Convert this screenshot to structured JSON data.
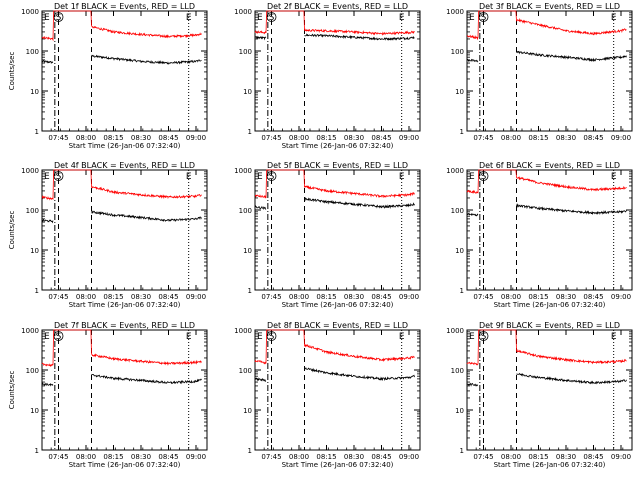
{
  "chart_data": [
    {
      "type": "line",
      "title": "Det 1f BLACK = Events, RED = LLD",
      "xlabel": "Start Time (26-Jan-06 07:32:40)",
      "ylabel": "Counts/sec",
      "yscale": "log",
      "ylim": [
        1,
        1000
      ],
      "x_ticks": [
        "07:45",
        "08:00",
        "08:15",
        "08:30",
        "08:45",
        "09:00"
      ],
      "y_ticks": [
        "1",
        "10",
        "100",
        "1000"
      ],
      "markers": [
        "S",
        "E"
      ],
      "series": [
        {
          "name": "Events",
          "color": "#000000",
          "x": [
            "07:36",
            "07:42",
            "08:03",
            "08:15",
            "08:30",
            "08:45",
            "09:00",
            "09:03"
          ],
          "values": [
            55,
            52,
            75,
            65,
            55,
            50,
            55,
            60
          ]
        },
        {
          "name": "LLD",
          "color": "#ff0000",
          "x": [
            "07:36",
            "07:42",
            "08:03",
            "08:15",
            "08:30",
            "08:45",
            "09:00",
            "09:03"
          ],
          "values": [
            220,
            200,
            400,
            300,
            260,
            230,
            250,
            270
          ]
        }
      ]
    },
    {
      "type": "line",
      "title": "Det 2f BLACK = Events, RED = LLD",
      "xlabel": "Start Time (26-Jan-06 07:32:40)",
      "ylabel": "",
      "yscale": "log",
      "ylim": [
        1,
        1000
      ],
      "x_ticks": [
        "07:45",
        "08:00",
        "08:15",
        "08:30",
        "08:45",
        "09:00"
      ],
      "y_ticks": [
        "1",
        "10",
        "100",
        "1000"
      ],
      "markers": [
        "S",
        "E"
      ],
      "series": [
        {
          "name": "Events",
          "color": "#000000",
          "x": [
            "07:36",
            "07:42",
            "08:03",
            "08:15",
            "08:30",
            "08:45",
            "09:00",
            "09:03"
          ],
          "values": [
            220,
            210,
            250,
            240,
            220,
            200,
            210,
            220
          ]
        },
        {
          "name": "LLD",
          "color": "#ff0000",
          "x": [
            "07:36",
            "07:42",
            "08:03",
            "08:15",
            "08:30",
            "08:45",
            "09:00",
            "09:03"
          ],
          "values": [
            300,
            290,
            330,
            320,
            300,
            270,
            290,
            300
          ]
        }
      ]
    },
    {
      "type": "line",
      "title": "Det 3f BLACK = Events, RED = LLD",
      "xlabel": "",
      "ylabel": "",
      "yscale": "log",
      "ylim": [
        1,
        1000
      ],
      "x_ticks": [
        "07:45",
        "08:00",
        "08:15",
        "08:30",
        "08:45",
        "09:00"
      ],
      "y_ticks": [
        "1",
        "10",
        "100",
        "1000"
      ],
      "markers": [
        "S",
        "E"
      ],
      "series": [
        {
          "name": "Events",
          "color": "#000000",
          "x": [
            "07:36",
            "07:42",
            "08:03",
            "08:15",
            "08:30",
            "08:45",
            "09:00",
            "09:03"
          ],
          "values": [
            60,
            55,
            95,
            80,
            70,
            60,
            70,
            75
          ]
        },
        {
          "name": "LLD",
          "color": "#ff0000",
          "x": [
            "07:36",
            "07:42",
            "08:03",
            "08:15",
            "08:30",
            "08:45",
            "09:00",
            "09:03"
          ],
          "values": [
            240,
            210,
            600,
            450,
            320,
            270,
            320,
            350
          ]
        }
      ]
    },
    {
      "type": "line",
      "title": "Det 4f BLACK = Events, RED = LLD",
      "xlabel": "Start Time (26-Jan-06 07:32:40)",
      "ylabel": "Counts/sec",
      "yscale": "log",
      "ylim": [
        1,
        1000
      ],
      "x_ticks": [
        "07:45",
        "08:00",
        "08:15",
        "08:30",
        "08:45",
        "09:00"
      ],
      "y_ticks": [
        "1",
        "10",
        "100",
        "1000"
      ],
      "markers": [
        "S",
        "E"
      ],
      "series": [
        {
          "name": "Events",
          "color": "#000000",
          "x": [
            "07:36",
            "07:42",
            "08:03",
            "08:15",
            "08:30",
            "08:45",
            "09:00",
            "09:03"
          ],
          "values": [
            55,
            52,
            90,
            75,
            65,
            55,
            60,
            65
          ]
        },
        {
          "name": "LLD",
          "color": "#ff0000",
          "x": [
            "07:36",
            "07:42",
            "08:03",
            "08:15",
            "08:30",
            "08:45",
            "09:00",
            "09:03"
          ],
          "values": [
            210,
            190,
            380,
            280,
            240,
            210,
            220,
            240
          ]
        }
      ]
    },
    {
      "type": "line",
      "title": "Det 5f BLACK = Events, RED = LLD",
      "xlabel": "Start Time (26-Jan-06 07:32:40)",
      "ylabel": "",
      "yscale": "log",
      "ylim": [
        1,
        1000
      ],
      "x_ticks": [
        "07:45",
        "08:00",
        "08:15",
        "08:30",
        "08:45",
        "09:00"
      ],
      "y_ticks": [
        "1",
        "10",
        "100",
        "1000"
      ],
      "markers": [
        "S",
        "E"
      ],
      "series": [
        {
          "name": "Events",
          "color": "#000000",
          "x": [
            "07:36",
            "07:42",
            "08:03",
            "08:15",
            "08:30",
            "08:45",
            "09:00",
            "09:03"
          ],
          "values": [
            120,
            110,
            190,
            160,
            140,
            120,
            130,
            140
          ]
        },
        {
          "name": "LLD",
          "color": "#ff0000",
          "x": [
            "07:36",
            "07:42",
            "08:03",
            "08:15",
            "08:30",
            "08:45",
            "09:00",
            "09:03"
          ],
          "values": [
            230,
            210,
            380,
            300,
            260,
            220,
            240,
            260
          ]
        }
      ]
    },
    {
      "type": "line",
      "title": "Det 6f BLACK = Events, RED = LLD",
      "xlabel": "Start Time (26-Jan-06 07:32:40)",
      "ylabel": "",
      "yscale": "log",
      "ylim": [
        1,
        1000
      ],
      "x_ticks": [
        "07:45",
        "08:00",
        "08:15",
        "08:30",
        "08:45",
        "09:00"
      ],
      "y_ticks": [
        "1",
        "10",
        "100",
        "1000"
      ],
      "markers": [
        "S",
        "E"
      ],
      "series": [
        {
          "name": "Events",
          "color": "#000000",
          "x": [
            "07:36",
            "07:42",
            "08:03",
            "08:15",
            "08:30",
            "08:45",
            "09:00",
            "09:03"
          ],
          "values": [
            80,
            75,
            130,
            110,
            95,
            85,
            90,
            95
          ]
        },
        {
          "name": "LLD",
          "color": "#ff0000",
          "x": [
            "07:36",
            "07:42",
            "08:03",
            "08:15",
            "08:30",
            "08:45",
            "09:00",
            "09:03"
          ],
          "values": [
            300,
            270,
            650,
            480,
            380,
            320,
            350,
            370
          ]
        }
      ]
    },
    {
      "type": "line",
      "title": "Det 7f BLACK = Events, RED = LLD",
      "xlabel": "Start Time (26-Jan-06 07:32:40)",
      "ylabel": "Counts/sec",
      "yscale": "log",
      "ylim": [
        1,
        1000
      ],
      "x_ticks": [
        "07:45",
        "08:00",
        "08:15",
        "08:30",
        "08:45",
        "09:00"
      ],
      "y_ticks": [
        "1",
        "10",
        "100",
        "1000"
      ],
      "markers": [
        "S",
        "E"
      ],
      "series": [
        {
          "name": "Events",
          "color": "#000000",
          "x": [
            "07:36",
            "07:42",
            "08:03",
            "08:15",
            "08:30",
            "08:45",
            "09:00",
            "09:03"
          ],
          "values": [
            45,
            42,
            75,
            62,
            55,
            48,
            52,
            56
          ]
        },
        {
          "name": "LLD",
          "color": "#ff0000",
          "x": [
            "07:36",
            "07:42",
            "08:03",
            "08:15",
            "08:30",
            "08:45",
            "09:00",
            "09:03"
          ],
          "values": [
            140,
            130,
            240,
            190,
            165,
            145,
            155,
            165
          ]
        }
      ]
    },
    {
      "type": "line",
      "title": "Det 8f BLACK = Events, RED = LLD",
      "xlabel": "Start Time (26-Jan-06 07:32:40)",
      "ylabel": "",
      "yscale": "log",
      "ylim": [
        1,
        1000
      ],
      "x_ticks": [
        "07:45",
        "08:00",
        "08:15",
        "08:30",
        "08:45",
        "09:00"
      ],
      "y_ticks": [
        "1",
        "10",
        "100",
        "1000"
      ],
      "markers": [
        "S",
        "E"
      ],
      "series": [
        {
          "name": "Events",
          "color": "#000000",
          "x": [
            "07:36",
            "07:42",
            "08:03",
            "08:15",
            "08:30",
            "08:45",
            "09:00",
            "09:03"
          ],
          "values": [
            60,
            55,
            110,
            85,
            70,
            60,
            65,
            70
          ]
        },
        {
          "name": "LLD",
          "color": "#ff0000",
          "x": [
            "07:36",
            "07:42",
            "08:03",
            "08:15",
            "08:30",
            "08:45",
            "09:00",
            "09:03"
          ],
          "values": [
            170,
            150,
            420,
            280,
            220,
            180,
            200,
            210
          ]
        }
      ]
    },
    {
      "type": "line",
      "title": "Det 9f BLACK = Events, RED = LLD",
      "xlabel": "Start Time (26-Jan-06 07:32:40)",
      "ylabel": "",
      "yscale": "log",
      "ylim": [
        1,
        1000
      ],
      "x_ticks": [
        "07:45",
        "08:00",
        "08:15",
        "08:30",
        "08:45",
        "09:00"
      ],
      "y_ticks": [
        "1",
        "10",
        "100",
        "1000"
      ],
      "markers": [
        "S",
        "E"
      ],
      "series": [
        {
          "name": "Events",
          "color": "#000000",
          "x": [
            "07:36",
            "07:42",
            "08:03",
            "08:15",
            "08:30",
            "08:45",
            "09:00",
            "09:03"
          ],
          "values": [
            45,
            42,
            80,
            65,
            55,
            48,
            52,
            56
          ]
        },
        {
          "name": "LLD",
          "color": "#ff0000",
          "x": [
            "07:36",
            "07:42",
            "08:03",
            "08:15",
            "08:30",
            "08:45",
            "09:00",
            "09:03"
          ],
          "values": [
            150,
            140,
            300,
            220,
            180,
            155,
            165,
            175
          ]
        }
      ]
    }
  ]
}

WHAT THE TASK REQUIRES:
Search the data above for lines holding "title" and copy each of them.

WRITTEN ANSWER:
      "title": "Det 1f BLACK = Events, RED = LLD",
      "title": "Det 2f BLACK = Events, RED = LLD",
      "title": "Det 3f BLACK = Events, RED = LLD",
      "title": "Det 4f BLACK = Events, RED = LLD",
      "title": "Det 5f BLACK = Events, RED = LLD",
      "title": "Det 6f BLACK = Events, RED = LLD",
      "title": "Det 7f BLACK = Events, RED = LLD",
      "title": "Det 8f BLACK = Events, RED = LLD",
      "title": "Det 9f BLACK = Events, RED = LLD",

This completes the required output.